═════ Entries

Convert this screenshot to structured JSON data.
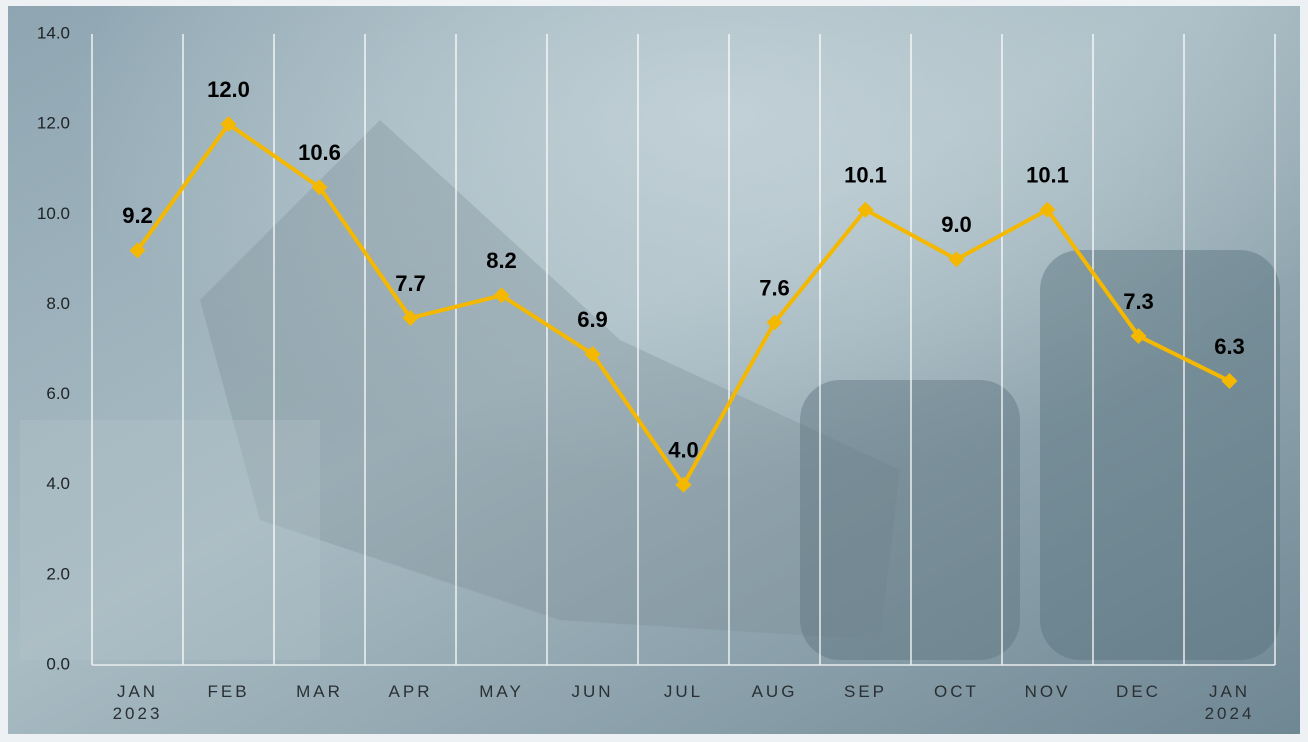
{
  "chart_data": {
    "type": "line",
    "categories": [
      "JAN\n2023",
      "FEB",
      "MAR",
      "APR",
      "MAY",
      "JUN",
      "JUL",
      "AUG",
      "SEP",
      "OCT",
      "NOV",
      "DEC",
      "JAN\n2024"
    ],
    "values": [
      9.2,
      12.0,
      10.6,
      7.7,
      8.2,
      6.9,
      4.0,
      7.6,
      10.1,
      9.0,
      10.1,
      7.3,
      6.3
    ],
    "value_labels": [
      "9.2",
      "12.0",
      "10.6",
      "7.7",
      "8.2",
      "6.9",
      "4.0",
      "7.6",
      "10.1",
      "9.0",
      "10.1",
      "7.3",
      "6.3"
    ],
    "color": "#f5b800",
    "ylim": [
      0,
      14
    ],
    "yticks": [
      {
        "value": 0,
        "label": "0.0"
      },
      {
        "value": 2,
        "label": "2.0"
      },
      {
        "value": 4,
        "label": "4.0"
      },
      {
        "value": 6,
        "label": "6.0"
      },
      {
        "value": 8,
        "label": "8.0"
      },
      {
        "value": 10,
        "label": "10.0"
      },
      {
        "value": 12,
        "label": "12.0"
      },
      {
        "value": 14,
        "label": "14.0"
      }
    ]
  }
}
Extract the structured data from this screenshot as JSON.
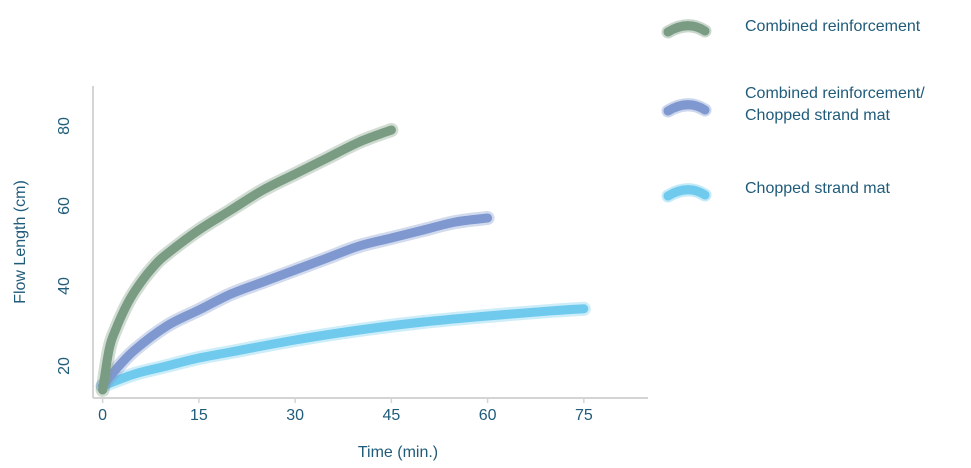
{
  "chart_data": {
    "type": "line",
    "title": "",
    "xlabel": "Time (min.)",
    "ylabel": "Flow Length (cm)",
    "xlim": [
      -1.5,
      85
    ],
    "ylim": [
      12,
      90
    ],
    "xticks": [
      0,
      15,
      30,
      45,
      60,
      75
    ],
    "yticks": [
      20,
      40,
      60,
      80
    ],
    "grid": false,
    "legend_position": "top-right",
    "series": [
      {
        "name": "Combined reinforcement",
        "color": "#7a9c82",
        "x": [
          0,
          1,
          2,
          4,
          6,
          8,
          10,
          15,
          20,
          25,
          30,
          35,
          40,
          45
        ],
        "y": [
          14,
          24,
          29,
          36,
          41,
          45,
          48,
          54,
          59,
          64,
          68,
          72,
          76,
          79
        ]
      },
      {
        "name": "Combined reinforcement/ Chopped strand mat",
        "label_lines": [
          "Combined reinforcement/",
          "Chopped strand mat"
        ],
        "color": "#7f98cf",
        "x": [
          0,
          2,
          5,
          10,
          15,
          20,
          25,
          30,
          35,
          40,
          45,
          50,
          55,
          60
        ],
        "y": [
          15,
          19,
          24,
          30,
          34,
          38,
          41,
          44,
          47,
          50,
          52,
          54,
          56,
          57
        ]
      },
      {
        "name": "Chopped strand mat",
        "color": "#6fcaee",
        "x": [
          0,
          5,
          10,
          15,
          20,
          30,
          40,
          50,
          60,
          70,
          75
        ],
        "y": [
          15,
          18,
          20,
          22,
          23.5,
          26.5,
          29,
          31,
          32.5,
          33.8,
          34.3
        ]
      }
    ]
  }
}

══════════

Return from the data every line that holds "Chopped".

__Reply__
        "name": "Combined reinforcement/ Chopped strand mat",
          "Chopped strand mat"
        "name": "Chopped strand mat",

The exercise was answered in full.